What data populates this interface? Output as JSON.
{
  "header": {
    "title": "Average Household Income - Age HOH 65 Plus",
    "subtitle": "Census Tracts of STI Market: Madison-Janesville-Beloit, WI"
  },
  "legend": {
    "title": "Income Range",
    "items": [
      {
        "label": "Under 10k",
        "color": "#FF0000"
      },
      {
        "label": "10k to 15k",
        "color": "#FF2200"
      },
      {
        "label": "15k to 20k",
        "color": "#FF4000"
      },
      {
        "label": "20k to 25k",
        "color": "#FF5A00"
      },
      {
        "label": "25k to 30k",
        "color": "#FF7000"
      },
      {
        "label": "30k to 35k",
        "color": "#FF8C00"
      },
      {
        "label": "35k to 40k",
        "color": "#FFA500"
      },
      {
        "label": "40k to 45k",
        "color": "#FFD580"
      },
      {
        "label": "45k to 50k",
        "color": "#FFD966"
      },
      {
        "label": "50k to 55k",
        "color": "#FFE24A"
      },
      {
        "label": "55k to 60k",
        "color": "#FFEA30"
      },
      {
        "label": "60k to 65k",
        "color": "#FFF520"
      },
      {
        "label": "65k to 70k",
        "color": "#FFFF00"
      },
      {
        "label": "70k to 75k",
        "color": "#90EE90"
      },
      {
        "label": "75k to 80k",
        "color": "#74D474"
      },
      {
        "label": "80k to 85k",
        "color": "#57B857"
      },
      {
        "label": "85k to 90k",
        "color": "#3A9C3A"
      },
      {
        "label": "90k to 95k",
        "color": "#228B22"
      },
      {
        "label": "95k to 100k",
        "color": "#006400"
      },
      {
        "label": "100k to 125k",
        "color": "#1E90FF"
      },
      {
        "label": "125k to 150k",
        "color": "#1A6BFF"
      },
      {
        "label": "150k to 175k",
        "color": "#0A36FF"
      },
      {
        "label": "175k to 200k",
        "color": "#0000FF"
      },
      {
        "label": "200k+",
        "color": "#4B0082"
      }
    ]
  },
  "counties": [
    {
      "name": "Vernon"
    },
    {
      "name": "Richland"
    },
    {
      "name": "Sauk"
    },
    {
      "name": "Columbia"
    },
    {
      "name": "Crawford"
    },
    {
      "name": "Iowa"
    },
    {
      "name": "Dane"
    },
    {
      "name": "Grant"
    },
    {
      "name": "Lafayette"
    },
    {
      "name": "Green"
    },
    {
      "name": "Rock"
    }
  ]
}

────────────────────

Required work :: Report how many lines of the listing hold the word "Income", with nothing but the number.

Exercise result :: 2